Start of Data excerpts

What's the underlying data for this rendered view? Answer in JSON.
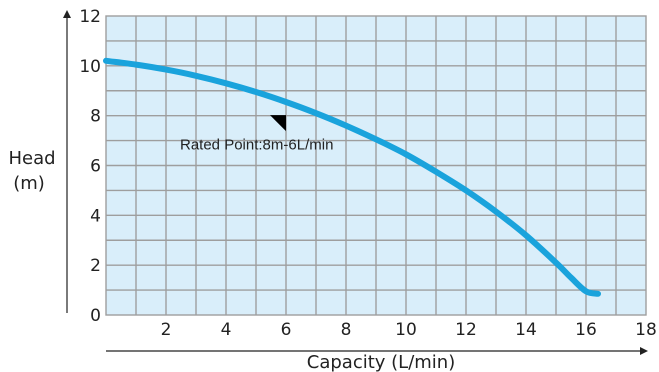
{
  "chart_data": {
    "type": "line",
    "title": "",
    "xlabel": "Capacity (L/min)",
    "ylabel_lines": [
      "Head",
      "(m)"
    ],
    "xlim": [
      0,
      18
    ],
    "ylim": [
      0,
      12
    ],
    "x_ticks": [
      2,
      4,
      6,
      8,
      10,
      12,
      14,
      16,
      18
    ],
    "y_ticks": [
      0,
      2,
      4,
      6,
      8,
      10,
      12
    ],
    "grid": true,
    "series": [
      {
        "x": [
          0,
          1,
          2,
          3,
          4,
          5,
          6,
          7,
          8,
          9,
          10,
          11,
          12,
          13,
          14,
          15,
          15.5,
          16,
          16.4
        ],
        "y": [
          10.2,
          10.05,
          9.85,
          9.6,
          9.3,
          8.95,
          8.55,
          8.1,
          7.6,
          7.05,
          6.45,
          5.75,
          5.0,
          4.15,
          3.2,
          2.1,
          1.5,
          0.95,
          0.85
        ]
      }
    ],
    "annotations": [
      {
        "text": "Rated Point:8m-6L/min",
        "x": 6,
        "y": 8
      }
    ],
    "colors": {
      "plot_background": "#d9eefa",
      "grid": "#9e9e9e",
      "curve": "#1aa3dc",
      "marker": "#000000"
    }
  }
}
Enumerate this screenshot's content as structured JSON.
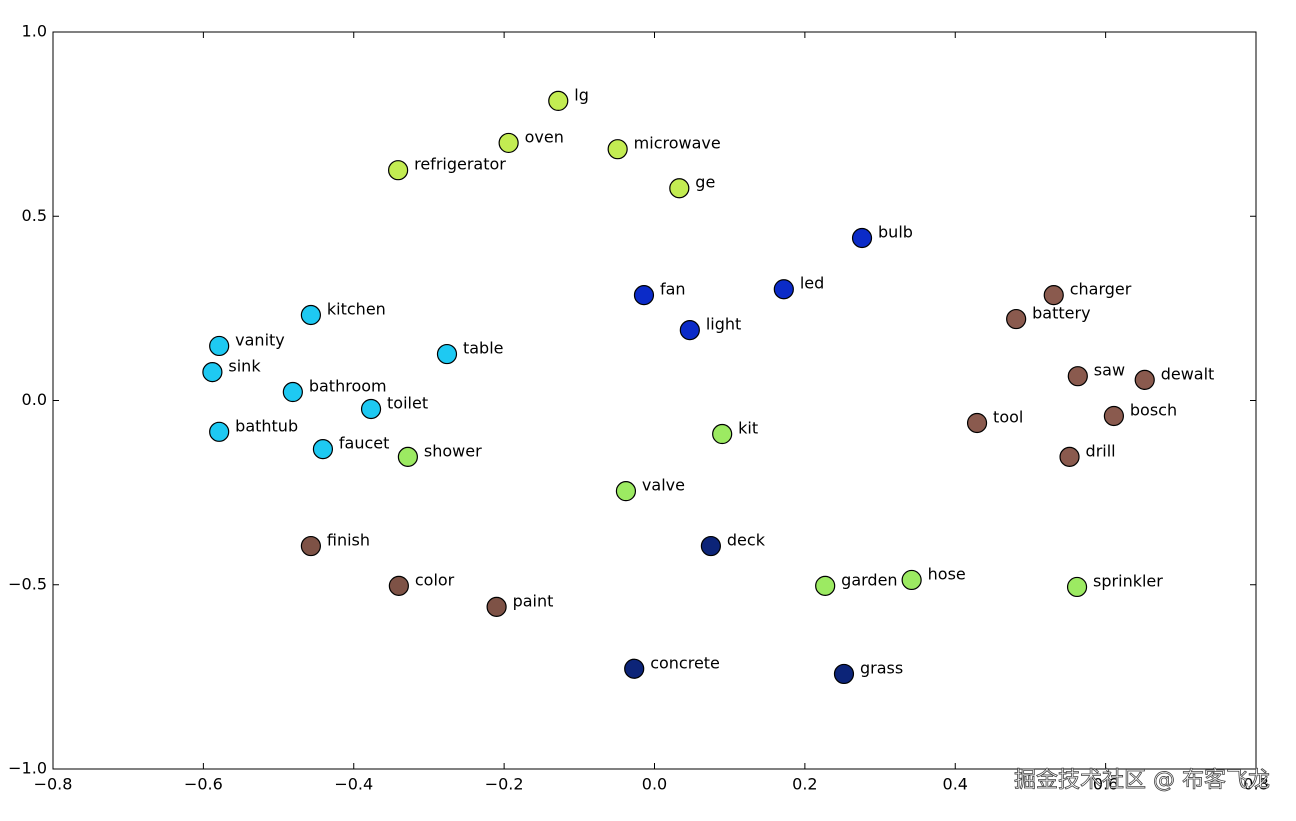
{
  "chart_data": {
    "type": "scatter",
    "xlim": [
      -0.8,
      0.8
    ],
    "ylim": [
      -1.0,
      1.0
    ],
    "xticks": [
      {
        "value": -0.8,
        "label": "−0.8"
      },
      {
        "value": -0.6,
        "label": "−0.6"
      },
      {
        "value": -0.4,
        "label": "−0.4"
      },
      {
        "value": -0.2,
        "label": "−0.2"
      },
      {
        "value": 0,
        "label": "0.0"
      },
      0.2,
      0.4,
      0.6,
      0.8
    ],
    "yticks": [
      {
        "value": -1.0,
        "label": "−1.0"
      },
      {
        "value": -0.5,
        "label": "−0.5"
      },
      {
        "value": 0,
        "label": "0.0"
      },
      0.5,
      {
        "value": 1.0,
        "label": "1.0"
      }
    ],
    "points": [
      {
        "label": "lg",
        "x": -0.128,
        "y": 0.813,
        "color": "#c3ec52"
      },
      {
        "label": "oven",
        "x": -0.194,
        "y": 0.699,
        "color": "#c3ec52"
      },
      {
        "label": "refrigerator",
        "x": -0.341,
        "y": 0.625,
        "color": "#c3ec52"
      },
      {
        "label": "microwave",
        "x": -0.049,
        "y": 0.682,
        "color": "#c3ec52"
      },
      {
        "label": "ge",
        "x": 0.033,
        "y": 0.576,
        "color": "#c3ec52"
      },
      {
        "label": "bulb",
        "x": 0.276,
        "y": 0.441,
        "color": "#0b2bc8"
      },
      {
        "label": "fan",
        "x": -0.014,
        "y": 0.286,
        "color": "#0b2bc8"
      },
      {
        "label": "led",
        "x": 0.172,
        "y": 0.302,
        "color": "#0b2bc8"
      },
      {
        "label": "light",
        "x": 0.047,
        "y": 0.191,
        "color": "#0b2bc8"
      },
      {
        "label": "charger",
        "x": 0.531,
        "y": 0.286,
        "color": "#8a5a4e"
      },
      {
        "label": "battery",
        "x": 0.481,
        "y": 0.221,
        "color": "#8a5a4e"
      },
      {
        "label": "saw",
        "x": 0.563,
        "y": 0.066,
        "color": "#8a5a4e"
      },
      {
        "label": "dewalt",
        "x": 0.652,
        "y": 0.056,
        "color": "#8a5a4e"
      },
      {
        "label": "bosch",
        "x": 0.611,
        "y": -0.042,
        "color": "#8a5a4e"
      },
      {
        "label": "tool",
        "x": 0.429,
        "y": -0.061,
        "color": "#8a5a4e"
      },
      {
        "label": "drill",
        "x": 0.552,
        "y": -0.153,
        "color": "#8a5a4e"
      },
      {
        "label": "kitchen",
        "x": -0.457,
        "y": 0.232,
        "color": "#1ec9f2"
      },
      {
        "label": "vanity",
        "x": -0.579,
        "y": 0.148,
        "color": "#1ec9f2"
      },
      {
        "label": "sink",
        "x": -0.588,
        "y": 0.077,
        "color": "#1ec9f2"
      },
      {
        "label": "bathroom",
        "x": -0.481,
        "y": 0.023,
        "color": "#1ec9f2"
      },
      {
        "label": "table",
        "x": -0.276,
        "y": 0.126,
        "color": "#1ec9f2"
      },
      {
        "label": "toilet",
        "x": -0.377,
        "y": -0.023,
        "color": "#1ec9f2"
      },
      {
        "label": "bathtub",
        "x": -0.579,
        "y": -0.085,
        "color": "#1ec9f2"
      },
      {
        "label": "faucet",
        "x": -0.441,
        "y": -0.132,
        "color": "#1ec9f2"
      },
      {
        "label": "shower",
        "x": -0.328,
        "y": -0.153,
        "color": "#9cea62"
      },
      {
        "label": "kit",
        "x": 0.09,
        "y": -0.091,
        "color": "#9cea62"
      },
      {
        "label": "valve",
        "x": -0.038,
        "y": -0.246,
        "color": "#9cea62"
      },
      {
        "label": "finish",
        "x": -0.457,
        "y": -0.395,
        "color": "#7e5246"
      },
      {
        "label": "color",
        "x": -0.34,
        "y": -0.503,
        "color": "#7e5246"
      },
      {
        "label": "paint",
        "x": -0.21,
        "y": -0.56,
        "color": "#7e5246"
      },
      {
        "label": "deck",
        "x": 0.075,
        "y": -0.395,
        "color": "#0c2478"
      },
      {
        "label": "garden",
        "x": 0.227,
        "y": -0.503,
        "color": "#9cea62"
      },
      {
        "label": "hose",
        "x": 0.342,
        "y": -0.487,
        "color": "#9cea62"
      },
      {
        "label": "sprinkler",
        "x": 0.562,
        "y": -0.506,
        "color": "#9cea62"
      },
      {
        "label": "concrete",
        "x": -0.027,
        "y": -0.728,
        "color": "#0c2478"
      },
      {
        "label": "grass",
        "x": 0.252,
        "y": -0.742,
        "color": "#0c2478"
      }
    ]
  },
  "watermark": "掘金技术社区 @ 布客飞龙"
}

End of Data excerpts
Start of Data excerpts

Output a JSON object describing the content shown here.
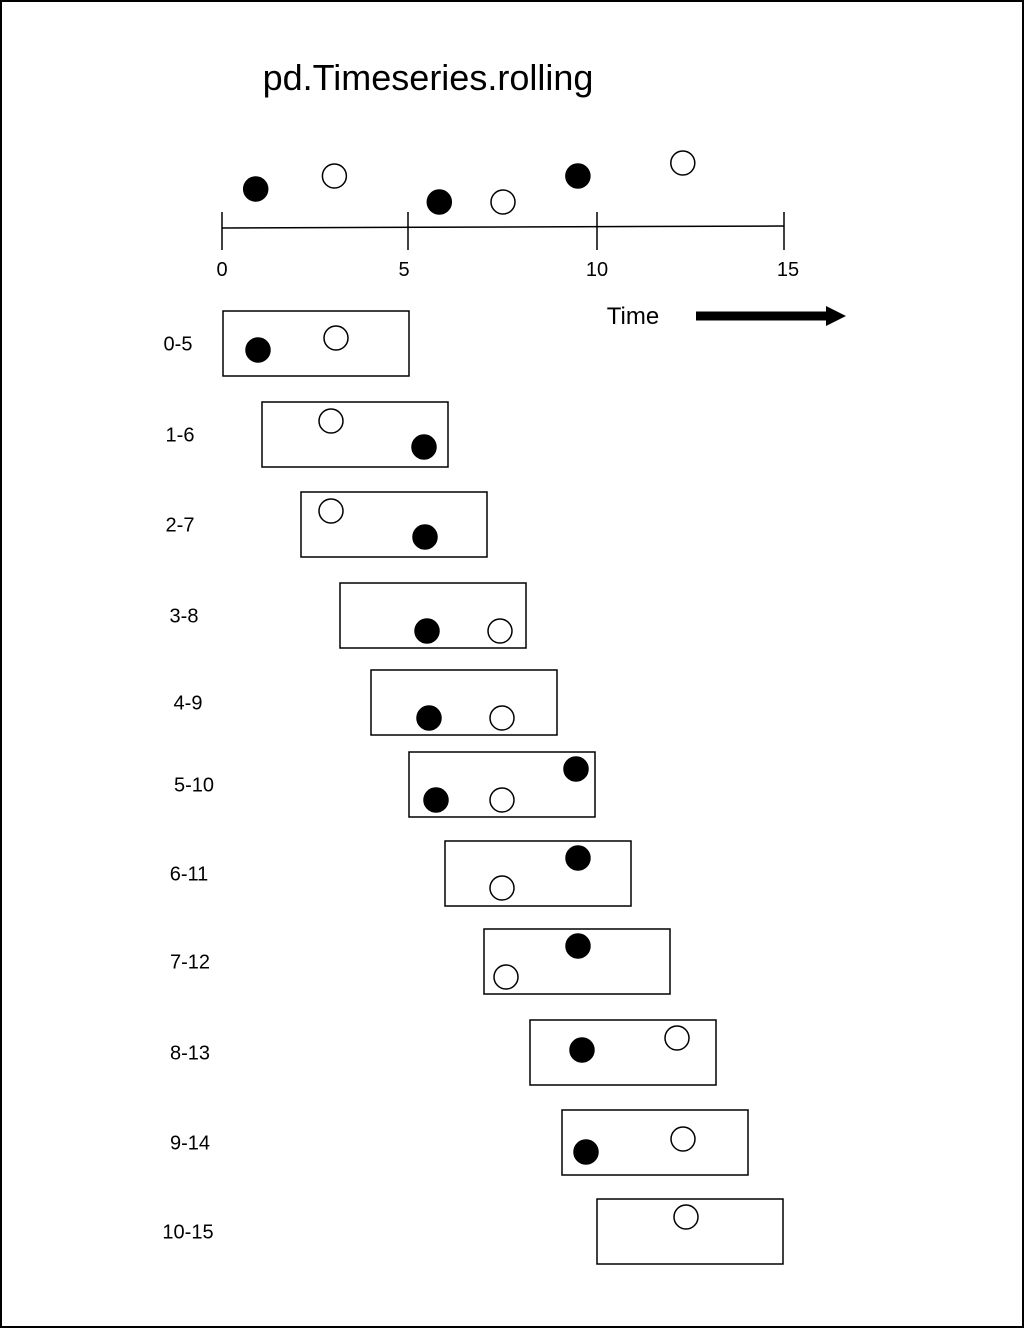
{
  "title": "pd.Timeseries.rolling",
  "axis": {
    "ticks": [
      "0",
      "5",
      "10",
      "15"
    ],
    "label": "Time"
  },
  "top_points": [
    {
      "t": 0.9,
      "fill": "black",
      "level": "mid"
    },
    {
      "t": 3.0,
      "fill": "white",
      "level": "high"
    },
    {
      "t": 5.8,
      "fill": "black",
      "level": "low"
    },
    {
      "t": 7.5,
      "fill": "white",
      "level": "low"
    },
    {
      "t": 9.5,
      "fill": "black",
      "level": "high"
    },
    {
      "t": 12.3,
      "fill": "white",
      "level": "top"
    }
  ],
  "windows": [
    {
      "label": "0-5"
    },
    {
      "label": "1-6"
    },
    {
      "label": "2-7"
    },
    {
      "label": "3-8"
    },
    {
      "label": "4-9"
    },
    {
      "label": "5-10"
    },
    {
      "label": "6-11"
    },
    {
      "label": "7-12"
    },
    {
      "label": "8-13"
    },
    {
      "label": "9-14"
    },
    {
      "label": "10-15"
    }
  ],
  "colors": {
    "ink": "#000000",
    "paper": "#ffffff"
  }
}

End of Data excerpts
Start of Data excerpts

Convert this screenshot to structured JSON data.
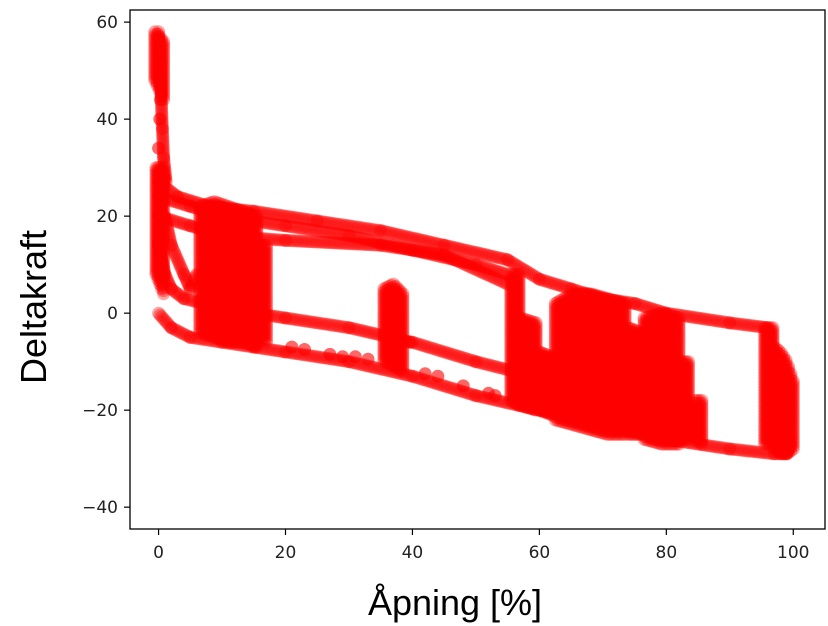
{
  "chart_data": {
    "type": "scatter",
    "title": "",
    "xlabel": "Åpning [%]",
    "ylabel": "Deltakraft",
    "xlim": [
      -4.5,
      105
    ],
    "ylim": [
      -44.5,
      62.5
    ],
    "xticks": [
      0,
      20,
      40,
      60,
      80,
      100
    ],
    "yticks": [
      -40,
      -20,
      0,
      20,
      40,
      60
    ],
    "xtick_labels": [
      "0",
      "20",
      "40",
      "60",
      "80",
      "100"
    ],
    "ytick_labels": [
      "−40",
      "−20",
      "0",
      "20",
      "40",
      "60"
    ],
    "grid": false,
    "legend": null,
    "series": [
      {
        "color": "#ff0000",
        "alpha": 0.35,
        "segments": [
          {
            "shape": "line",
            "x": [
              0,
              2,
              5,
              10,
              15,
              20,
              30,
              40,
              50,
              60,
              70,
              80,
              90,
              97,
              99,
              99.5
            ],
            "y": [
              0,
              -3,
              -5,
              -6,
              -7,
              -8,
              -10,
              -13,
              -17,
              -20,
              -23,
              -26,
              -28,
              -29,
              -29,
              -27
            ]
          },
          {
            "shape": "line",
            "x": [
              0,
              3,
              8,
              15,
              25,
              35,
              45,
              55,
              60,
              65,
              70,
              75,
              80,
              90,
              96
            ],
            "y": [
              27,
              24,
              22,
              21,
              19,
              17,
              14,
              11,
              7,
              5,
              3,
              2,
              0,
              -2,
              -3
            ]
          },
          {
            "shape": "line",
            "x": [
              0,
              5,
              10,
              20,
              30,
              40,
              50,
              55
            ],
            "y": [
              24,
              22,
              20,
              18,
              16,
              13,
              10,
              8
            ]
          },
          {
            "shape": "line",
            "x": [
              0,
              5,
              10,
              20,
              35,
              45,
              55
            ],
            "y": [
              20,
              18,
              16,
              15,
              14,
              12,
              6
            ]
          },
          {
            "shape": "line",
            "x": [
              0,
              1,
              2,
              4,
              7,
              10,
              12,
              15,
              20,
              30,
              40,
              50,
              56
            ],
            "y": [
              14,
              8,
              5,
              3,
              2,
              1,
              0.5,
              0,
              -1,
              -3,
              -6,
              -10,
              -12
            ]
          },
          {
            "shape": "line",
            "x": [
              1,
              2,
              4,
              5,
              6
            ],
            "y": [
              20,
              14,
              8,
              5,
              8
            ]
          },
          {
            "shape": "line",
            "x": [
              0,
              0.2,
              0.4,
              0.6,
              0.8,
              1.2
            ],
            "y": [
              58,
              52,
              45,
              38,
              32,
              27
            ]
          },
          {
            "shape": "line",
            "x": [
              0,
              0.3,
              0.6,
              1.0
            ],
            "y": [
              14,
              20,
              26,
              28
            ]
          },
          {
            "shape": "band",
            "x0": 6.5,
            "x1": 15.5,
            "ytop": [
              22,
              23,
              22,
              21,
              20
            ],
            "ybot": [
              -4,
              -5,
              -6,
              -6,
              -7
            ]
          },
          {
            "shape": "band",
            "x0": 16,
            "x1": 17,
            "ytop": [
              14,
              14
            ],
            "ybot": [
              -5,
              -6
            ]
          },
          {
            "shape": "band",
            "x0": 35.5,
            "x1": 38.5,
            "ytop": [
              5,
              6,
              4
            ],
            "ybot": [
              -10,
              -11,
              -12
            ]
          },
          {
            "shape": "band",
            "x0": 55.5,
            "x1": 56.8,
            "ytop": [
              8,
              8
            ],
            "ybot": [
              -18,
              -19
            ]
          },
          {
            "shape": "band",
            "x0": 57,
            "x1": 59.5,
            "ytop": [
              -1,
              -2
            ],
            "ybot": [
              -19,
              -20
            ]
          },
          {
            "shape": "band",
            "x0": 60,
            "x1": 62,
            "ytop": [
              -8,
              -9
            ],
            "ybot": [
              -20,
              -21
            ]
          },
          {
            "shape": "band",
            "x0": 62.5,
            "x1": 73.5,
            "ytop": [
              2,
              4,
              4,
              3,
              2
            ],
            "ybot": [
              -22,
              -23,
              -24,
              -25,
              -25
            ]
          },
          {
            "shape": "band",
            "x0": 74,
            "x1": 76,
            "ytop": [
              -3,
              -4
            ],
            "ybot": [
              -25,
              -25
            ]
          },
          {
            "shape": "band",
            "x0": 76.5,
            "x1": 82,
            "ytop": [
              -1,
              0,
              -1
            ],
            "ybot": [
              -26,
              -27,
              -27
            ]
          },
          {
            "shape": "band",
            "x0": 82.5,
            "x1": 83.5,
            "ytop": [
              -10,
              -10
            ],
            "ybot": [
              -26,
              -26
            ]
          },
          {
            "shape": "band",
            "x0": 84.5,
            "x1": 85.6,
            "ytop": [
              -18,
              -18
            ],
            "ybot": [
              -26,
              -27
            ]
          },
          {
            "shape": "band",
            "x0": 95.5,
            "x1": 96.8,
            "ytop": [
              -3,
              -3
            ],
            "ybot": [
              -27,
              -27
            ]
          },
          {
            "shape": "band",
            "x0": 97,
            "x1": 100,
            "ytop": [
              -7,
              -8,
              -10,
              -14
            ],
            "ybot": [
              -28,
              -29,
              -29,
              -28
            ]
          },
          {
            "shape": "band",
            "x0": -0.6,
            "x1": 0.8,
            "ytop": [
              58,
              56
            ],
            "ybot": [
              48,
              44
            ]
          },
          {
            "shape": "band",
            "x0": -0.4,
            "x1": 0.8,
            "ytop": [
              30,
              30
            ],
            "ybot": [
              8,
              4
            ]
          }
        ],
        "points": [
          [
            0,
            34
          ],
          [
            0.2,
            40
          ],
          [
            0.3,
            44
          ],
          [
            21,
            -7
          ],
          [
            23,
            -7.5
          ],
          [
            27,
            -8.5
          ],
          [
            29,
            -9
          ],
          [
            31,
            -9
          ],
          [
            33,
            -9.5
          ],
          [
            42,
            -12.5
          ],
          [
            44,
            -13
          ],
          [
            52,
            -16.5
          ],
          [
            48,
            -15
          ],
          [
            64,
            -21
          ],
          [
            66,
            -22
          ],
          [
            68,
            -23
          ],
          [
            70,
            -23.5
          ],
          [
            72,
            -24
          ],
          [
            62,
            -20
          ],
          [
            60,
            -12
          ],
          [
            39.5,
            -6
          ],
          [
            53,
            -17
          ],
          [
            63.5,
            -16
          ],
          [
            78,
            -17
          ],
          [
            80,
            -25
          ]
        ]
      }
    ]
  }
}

End of Data excerpts

Directions for this task »
Search the data for "xlabel" and list every line in which it occurs.

Exercise answer »
    "xlabel": "Capacity (L/min)",
    "xlabel": "Åpning [%]",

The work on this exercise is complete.